--- WORK TO DO ---
A – Answer these questions on the travel piece about Berlin's history:
(i) How old was the writer on the first visit to Berlin?
(ii) How much money did the grandmother hand over for the trip?
(iii) How long did the train journey to Berlin take?
B – Carry on the travel piece about Berlin's history from the point where it stops.

--- SELECTED EXTRACT ---
Berlin’s many layers of history

There’s still something bracingly unique about the German capital.

I first visited Berlin back in 1986 when I was sixteen years old. I was staying at my grandmother’s in Hannover for the Easter holidays. One day I said I was bored. “Well here’s a hundred marks,” she said. “Go and take the train to Berlin and have a look around. It’ll be an adventure.” She was right – it certainly was.

The next morning I got up early, took the tram to the station and boarded the 07:45 train to Berlin. In those Cold War days the 170-mile journey took the best part of four hours – three of which were spent trundling slowly across the territory of the German Democratic Republic. Stern border guards entered each compartment to issue GDR transit visas, and there was a sense of tension as we looked silently out of the windows at this strange, forbidding land.

--- DATASET RECORDS ---

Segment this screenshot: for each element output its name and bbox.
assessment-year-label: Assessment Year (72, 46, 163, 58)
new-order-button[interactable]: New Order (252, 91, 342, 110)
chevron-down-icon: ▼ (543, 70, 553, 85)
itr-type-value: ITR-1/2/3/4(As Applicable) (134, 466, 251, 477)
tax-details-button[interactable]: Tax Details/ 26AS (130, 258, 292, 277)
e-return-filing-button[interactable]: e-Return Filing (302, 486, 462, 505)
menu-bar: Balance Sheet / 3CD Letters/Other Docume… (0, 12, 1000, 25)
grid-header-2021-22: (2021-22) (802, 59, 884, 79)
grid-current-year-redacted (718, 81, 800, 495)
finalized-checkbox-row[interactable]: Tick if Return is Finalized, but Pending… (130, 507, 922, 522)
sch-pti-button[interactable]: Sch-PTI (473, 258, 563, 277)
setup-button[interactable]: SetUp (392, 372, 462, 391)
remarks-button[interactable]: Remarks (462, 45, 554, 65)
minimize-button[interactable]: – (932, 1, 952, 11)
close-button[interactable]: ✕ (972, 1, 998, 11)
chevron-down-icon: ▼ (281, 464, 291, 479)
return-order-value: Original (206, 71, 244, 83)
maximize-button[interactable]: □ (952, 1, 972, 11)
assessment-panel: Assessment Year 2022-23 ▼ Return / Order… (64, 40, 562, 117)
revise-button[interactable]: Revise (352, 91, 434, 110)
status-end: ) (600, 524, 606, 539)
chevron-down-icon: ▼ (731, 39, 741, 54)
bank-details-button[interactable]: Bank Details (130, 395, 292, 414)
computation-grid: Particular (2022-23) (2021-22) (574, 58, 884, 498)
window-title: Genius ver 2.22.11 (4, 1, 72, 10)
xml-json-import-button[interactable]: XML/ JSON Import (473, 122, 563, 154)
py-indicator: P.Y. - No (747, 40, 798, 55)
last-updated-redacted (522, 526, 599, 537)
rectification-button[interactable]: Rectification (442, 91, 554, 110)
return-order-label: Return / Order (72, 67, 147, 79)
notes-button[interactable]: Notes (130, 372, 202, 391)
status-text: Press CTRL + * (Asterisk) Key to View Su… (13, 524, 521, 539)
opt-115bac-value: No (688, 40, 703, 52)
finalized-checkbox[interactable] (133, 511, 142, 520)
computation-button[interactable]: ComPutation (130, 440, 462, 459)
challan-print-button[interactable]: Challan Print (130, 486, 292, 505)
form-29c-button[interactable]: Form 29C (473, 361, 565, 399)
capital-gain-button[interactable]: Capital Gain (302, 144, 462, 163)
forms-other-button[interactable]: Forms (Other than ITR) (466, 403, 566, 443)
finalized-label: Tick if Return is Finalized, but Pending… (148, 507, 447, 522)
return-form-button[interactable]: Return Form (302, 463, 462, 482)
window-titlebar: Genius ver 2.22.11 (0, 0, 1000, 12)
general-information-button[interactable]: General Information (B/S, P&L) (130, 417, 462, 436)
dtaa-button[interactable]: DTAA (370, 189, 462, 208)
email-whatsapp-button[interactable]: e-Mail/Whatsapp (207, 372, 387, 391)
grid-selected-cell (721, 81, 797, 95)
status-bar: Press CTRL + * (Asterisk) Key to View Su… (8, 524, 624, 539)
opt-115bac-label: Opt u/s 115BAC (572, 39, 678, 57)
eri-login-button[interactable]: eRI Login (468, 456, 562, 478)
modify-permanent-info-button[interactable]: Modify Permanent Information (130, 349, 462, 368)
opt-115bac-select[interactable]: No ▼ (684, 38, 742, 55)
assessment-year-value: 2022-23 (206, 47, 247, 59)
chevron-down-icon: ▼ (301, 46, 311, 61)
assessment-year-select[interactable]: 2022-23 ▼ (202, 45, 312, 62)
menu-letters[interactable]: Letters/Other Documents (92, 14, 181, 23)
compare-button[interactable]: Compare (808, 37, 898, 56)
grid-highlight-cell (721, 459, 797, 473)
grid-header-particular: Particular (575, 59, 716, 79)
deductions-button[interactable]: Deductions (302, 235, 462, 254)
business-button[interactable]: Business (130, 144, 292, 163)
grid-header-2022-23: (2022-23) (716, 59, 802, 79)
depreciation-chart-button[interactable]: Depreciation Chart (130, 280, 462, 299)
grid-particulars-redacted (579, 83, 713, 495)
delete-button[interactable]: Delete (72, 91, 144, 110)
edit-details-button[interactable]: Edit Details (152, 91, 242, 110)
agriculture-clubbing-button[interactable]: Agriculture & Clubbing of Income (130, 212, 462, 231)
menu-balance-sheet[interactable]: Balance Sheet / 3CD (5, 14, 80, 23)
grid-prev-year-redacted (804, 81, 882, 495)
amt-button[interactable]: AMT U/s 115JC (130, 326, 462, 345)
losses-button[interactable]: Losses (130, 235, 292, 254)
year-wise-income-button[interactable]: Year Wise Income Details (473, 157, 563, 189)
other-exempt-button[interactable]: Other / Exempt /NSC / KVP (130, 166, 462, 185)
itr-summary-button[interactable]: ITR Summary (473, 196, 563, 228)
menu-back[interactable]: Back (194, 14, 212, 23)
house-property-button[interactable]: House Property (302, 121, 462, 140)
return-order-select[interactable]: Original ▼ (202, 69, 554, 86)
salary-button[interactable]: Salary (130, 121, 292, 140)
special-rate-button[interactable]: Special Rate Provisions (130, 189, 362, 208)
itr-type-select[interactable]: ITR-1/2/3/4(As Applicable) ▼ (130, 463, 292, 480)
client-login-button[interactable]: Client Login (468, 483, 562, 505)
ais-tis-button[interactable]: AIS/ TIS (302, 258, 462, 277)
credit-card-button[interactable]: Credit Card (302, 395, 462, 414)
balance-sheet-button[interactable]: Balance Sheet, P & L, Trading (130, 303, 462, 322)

--- ANSWERS FOR THIS EXERCISE ---
A –
(i) Sixteen.
(ii) A hundred marks.
(iii) The best part of four hours.

B –
On the outskirts of Berlin the train rolled through a gap in the wall that the East Germans had built decades earlier to stop their citizens from fleeing. And then, after passing a phalanx of grey watchtowers and some fearsome barbed wire fences, we reached the enclave of West Berlin and everyone breathed a sigh of relief and started talking again.

Berlin in the years before the wall came down was a bizarre and intriguing place – from the searchlights at Checkpoint Charlie to the goose-stepping soldiers on Unter den Linden. Can you imagine what it would be like if there were a three-metre-high wall around the western half of London, bisecting the city at Piccadilly Circus? If there were just half a dozen border crossing points between the two halves of the city? If people who lived in Ealing had to get a visa to visit their friends in Hackney?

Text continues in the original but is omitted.